→ TEXT BLOCK
----
These ulcers cause an acute and stinging pain. In general, they are unilateral, have a flat shape and variable size and are accompanied by ischemia in the foot. The limb presents pale skin, thin, shiny, dry, without hair and thickened nails. Also, the absence of pulses in the lower extremities is characteristic.

Another cause is the vasculitic ulcer that has as its underlying disease the thromboangiitis obliterans or Buerger’s disease, an inflammatory vasculopathy that is closely linked to smoking and appears preferentially in men between 30 and 40 years old. It is extremely painful and presents successive outbreaks in the course of life. There is absence of distal pulses (conserving popliteal pulse).

The hypertensive ulcer or Martorell’s ulcer has a long-lasting diastolic hypertension as a base disease. They are rare, painful, bilateral, and wide with irregular and hyperemic borders. They are usually located on the antero-external face of the lower third of the leg and have difficult scarring.


In order to arrive to diagnosis the first and most important approach will be a complete medical history and physical examination. Both extremities should be inspected for ulcers, gangrene, edema and atrophy as well as more specific alterations of peripheral arterial disease such as thinning of the nails, absence of hair growth, dry skin and cold temperature of the limb.

Pulses should be palpated (femoral, popliteal, posterior tibial and pedal), as well as auscultate possible murmurs, since this might help to determine the level of the lesion.

The most used non-invasive complementary tests are the ankle-brachial index, arterial Doppler ultrasound and photoplethysmography. Among the invasive tests, the most used are arteriography, AngioTC and AngioMRI.

A general laboratory analysis may be necessary to control cardiovascular risk factors, or tissue microbiological culture in case of suspected infection of an ulcer.

As a first treatment measure, the risk factors should be eliminated: abstinence from smoking, control of arterial hypertension and hyperlipidemia.

The indication of surgical treatment will depend on the clinical situation of the patient and the vascular territory that needs reconstruction. Patients who undergo surgery must maintain indefinite antiplatelet therapy (to prevent the formation of clots), and this should be initiated preoperatively.

In certain cases it will be necessary to perform a resection or amputation of non-viable areas when there is tissue necrosis established or when revascularization has not been possible.
----
→ ASSIGNED TASK A
List every complementary test, invasive or non-invasive, that the text on leg ulcers names.
→ ASSIGNED TASK B
Write the next part of the text on leg ulcers, starting after its final sentence.
The lines after this are separate material and have no connection to the text on leg ulcers.
----
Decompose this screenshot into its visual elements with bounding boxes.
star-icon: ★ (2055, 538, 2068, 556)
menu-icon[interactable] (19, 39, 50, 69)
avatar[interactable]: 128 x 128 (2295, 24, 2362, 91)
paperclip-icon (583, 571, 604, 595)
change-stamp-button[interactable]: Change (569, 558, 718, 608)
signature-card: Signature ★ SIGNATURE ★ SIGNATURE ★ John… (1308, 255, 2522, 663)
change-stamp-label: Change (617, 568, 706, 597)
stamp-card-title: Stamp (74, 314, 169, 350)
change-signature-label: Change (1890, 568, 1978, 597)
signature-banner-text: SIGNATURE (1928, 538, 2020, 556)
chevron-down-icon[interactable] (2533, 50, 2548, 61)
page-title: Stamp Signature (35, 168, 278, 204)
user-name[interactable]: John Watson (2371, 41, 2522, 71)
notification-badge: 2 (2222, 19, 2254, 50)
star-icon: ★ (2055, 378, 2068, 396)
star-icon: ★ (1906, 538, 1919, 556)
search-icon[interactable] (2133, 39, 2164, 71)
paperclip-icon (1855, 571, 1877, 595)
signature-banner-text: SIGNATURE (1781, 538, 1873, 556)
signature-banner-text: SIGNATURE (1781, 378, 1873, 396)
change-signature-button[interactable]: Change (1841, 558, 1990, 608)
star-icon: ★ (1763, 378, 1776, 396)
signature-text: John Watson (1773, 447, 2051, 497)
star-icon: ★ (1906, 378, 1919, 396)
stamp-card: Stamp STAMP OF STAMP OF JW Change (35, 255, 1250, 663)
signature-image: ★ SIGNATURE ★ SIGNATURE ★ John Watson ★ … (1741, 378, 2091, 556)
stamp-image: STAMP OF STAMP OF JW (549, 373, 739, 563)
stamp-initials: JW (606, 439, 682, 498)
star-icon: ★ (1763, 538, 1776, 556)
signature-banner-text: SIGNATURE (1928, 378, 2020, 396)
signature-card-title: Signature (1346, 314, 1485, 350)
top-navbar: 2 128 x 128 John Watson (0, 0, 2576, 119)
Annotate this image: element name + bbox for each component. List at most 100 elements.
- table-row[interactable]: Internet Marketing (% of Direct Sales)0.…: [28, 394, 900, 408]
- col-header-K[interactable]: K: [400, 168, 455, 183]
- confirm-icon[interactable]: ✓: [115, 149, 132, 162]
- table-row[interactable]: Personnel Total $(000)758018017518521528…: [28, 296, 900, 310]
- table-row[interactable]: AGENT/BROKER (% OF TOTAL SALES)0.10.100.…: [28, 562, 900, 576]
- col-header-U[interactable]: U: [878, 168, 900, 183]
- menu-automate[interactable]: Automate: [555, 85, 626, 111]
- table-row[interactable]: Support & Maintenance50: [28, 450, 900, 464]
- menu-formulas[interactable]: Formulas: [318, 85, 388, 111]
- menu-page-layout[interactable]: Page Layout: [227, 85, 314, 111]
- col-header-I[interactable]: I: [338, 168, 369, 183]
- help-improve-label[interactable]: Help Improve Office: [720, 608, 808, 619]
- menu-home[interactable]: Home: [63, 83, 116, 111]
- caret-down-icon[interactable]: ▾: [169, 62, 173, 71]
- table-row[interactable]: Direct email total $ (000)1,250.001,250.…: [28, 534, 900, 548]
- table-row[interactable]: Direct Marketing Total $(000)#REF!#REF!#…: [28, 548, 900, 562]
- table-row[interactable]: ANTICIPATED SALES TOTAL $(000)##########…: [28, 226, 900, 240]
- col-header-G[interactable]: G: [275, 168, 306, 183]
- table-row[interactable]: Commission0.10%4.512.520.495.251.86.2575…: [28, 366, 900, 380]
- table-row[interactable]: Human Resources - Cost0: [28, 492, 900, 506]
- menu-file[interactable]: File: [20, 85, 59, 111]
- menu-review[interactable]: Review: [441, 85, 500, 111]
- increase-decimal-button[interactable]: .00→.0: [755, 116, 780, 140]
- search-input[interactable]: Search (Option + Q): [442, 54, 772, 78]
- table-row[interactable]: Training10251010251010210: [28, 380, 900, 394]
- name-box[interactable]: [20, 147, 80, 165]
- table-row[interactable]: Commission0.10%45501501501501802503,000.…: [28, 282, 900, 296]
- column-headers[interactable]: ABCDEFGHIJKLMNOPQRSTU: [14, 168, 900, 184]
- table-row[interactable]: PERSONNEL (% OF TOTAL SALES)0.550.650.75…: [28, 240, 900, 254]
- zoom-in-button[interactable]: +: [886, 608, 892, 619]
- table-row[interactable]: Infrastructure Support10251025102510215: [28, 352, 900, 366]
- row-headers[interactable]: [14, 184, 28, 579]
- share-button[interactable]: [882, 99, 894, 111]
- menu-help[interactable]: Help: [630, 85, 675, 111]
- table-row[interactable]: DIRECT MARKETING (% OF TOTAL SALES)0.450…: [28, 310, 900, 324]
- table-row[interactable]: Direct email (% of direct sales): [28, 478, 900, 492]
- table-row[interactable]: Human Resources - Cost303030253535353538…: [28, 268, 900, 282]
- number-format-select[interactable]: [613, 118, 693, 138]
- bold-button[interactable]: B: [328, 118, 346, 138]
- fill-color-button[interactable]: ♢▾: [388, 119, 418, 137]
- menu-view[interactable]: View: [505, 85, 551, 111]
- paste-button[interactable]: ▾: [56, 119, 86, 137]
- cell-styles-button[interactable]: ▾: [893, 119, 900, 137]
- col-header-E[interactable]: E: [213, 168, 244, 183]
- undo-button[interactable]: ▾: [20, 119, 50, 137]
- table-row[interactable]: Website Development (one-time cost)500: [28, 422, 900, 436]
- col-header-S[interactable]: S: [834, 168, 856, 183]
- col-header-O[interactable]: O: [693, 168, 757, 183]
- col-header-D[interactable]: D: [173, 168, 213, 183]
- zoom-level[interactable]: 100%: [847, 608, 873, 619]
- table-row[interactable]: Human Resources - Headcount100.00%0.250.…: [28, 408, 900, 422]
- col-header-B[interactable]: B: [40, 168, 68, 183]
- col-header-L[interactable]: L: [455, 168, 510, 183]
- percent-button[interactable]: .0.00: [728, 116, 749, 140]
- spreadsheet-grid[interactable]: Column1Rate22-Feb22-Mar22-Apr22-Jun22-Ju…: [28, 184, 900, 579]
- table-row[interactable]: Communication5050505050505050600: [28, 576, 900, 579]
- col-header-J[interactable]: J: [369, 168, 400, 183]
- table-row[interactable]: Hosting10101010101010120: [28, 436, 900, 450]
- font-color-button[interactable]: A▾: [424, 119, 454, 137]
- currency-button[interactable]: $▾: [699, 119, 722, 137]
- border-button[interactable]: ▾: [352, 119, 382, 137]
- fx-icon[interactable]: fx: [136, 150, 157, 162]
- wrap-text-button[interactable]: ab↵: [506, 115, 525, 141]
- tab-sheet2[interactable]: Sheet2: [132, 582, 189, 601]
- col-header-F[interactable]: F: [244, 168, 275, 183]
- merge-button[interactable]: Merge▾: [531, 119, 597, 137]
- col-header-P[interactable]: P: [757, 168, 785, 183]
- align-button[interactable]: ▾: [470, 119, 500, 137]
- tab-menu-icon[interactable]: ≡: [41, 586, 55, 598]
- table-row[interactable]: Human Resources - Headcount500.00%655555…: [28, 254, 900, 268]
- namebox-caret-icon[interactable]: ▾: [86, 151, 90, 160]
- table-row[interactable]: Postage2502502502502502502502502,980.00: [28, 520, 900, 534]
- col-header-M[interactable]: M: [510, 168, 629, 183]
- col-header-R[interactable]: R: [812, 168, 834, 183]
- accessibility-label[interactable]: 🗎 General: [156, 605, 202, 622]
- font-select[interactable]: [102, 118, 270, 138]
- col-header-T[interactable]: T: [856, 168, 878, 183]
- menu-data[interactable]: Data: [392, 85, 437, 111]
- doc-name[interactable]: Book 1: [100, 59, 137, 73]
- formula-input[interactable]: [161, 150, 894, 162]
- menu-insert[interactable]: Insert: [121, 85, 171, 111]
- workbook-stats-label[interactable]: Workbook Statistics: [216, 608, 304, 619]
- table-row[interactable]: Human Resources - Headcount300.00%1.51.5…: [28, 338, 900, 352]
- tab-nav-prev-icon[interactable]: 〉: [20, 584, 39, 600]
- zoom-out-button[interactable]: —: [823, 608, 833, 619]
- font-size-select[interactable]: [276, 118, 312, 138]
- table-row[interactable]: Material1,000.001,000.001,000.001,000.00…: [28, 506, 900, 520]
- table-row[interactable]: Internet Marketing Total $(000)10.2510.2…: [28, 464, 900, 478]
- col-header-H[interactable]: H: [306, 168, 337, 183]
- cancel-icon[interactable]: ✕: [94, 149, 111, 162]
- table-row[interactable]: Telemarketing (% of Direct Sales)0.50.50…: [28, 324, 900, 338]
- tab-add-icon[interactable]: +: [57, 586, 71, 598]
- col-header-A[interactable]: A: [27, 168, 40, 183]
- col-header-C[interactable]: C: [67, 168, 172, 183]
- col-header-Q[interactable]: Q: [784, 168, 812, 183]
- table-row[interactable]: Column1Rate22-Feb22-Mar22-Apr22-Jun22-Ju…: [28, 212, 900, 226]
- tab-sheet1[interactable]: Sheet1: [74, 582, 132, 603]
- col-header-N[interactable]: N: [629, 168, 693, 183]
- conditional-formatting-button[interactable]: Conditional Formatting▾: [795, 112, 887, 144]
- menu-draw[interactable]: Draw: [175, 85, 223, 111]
----
→ RESPONSE A
Ankle-brachial index, arterial Doppler ultrasound, photoplethysmography, arteriography, AngioTC, AngioMRI

→ RESPONSE B
The follow-up of patients with arterial injuries should be individualized. Before setting the frequency of cure of arterial ulcers, it is necessary to assess the affected person and record in their clinical history the factors that can influence the healing process, risk factors of new ulcers, nutritional factors, and signs and symptoms of the ulcer through the physical examination. It is also necessary to assess the personal and family environment, especially in terms of attitudes, skills and knowledge about the health problem.

In addition, during the care of the lesion, it is important to control the causal factors and local barriers that prevent healing, such as: elimination of devitalized tissue, control of bacterial load, control of exudate and stimulation of the edges.


The prevention of recurrence of arterial ulcers depends entirely on the possibilities of revascularization (restore blood flow) and strict control of cardiovascular factors.

Some recommendations to prevent and manage the appearance of arterial ulcers are the following:

  • Suppression of smoking.
  • Avoid tight clothes and wear comfortable shoes, if possible not open.
  • Take care of the nails meticulously, avoid traumatisms in the feet and do not expose them to excessive temperatures. Keep feet clean and dry.
  • Promote self-care and protect the skin to prevent infections.
  • Practice daily exercise on regular basis. However, exercise will be contraindicated if there is a significant cardiorespiratory disorder or signs of severe ischemia.
  • Continuous inspection of the feet to avoid the appearance of injuries and, where appropriate, early detection and intervention.
  • Follow a balanced diet and, if necessary, increase the intake of protein and vitamin C.